In the entries below, find the lines with the word "augusztus" and copy them.

Extracted data entries
## begin

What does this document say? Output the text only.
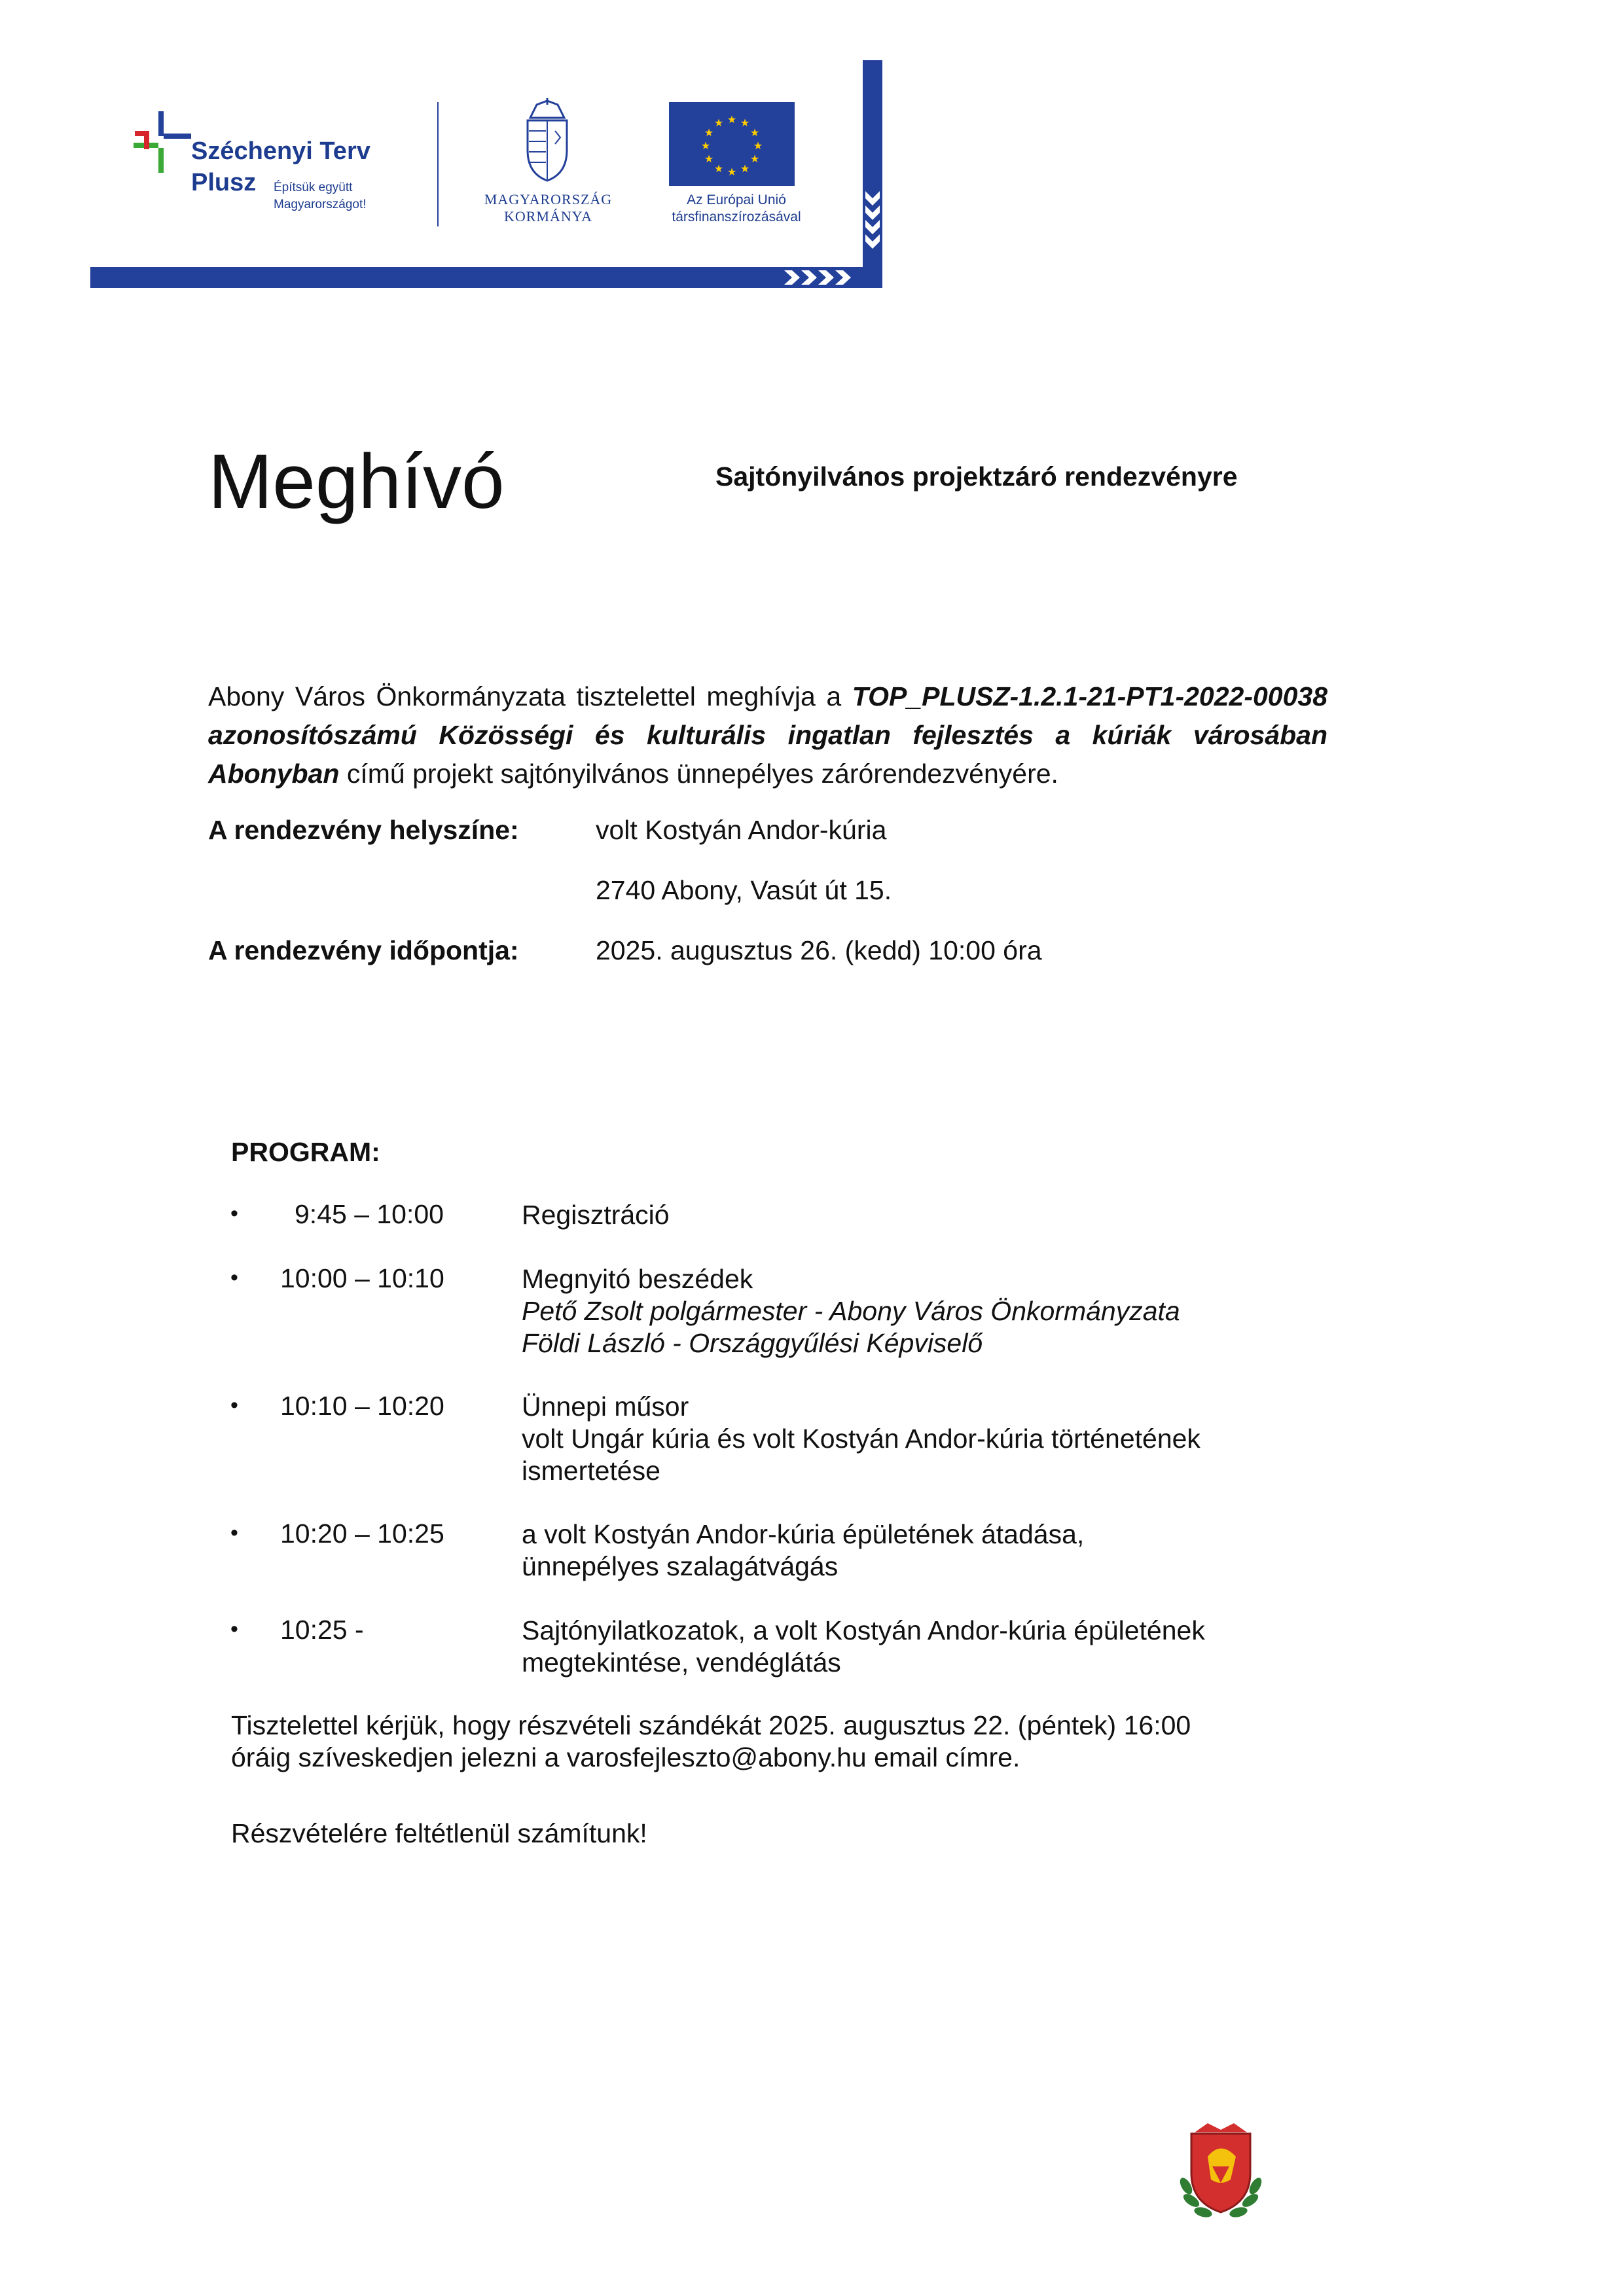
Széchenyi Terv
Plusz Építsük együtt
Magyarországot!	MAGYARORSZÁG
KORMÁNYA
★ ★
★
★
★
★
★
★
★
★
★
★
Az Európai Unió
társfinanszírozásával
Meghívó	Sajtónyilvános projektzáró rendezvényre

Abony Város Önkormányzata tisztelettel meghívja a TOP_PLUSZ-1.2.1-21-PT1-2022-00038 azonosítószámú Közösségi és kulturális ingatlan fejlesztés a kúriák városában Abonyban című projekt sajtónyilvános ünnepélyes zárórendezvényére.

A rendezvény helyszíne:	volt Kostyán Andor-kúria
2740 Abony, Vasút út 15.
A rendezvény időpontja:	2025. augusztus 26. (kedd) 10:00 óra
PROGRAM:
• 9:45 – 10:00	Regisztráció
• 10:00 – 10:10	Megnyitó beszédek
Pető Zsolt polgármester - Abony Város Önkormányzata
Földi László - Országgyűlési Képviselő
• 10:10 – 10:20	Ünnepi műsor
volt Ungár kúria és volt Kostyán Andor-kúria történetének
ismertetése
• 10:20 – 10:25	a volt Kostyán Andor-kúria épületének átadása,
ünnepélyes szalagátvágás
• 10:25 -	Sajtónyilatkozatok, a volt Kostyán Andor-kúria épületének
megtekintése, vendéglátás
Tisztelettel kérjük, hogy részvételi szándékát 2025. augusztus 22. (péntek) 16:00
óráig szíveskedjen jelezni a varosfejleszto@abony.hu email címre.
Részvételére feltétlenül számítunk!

## end

Correct answer:
A rendezvény időpontja:	2025. augusztus 26. (kedd) 10:00 óra
Tisztelettel kérjük, hogy részvételi szándékát 2025. augusztus 22. (péntek) 16:00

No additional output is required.